Excerpts from a figure dataset:
=======
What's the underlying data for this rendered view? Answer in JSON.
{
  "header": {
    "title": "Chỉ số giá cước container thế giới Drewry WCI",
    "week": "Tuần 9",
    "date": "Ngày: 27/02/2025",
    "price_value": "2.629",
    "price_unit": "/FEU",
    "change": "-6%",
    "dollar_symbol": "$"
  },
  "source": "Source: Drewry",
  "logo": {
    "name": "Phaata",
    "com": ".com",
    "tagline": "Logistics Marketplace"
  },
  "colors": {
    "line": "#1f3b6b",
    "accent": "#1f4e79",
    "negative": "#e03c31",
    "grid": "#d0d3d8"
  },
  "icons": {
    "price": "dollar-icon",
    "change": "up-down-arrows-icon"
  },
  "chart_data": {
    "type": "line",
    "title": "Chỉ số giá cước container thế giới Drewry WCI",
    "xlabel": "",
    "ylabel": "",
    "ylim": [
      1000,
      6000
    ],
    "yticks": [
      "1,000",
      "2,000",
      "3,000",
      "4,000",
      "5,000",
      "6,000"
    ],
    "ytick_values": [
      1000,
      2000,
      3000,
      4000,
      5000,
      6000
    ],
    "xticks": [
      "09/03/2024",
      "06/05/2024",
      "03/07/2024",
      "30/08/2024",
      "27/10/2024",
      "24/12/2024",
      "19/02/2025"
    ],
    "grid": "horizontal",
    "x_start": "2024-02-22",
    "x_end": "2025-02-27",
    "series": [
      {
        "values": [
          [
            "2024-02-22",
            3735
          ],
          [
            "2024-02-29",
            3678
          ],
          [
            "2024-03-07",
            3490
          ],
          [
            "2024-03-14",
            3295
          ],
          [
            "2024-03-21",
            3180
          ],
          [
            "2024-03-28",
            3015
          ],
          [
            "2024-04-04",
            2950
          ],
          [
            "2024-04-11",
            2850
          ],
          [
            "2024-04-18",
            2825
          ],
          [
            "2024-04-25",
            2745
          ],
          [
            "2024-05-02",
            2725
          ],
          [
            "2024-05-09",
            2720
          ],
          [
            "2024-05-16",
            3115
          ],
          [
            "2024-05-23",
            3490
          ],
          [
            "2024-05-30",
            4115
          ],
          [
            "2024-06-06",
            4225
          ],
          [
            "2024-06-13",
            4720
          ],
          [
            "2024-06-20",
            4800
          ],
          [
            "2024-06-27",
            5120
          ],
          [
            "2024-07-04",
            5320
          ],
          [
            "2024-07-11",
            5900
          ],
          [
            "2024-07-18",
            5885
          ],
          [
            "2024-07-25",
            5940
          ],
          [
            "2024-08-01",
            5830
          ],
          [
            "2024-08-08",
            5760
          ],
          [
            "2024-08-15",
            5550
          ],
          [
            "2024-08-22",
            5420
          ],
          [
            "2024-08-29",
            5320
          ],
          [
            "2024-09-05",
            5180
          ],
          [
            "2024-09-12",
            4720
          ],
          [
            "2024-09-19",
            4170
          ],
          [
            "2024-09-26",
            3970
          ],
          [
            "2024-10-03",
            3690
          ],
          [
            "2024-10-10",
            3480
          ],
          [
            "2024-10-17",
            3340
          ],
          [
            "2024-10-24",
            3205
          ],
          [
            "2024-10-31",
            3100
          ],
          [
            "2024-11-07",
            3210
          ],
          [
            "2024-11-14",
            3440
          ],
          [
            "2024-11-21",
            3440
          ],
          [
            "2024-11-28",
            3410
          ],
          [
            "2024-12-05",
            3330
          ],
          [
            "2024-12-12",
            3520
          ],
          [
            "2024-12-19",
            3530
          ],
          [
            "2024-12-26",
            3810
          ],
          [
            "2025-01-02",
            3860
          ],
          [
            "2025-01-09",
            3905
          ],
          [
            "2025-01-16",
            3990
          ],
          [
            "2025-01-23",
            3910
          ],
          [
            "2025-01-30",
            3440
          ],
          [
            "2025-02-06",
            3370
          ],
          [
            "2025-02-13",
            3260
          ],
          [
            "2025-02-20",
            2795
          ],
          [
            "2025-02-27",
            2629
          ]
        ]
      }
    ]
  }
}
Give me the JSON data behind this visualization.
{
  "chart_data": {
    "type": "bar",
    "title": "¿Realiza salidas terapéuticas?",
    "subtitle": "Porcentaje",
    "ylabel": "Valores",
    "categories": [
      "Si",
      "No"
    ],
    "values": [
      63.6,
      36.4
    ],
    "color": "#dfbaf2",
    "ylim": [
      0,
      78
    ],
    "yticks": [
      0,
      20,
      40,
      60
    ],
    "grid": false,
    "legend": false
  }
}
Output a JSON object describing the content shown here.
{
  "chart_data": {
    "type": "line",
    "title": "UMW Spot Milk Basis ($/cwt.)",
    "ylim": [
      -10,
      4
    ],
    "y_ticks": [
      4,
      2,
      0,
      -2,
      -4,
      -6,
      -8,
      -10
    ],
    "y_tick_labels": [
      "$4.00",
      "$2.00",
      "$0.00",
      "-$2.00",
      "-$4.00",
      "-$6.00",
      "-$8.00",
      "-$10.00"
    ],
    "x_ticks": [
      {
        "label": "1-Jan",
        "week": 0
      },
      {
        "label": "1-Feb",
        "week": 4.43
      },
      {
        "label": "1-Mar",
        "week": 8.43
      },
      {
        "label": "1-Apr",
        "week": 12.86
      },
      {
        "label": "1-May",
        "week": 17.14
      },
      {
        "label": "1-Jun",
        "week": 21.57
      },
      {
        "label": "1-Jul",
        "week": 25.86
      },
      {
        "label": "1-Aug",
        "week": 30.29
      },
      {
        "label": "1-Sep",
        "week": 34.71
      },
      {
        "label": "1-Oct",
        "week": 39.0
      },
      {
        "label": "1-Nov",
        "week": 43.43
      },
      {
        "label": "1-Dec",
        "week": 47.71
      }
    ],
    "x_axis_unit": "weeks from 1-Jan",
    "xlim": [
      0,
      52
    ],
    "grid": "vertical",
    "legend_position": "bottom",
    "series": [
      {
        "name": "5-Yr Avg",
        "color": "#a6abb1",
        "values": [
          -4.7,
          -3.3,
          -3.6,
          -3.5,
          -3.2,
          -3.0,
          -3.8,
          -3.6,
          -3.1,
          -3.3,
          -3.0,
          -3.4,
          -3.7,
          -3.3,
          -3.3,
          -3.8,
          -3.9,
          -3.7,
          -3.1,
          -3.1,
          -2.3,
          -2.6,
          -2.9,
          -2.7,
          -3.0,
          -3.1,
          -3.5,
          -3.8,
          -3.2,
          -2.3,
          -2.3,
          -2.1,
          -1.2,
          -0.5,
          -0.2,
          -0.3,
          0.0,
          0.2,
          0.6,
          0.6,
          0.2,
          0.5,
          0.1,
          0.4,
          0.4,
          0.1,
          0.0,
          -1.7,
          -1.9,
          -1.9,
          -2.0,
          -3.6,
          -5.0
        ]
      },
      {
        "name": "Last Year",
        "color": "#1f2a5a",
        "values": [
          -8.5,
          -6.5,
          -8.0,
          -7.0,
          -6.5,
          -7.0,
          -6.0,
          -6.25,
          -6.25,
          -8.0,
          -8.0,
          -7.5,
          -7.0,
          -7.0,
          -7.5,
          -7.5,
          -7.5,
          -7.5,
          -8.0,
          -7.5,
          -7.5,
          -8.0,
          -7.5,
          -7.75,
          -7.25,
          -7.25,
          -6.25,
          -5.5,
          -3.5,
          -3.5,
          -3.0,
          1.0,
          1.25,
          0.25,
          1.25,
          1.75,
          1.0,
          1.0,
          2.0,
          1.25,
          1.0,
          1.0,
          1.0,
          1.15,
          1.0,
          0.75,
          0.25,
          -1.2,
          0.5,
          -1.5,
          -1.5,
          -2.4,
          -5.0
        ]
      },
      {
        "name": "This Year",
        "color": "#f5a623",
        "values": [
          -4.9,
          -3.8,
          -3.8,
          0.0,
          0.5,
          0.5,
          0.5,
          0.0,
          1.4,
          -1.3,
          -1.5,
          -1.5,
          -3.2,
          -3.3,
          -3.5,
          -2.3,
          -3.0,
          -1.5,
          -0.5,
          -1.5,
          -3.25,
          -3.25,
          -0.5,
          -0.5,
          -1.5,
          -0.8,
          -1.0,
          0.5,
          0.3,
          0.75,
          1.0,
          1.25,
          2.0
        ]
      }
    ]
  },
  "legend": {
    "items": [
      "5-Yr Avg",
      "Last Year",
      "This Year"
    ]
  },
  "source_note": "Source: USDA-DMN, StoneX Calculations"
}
=======
TASK: Show every line in the entries where the string "Year" occurs.

SOLUTION TO THIS TASK:
        "name": "Last Year",
        "name": "This Year",
      "Last Year",
      "This Year"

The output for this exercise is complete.